## start Input

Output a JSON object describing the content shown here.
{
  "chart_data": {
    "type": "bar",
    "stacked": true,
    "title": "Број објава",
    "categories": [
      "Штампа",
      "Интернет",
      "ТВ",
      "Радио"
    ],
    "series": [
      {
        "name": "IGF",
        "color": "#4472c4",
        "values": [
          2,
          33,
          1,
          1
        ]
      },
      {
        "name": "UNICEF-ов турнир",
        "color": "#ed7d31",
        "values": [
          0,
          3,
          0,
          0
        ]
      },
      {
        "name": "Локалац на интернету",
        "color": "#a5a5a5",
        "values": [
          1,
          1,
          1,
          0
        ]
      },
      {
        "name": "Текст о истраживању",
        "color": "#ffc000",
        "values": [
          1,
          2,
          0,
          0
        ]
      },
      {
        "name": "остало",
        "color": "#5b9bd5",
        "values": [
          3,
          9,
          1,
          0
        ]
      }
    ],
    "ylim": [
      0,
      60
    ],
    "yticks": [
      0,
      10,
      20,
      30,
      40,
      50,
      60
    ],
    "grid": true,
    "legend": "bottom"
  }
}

## end Input

Every entry above needs to be quoted exactly.

Output a JSON object describing the content shown here.
{
  "chart_data": {
    "type": "bar",
    "stacked": true,
    "title": "Број објава",
    "categories": [
      "Штампа",
      "Интернет",
      "ТВ",
      "Радио"
    ],
    "series": [
      {
        "name": "IGF",
        "color": "#4472c4",
        "values": [
          2,
          33,
          1,
          1
        ]
      },
      {
        "name": "UNICEF-ов турнир",
        "color": "#ed7d31",
        "values": [
          0,
          3,
          0,
          0
        ]
      },
      {
        "name": "Локалац на интернету",
        "color": "#a5a5a5",
        "values": [
          1,
          1,
          1,
          0
        ]
      },
      {
        "name": "Текст о истраживању",
        "color": "#ffc000",
        "values": [
          1,
          2,
          0,
          0
        ]
      },
      {
        "name": "остало",
        "color": "#5b9bd5",
        "values": [
          3,
          9,
          1,
          0
        ]
      }
    ],
    "ylim": [
      0,
      60
    ],
    "yticks": [
      0,
      10,
      20,
      30,
      40,
      50,
      60
    ],
    "grid": true,
    "legend": "bottom"
  }
}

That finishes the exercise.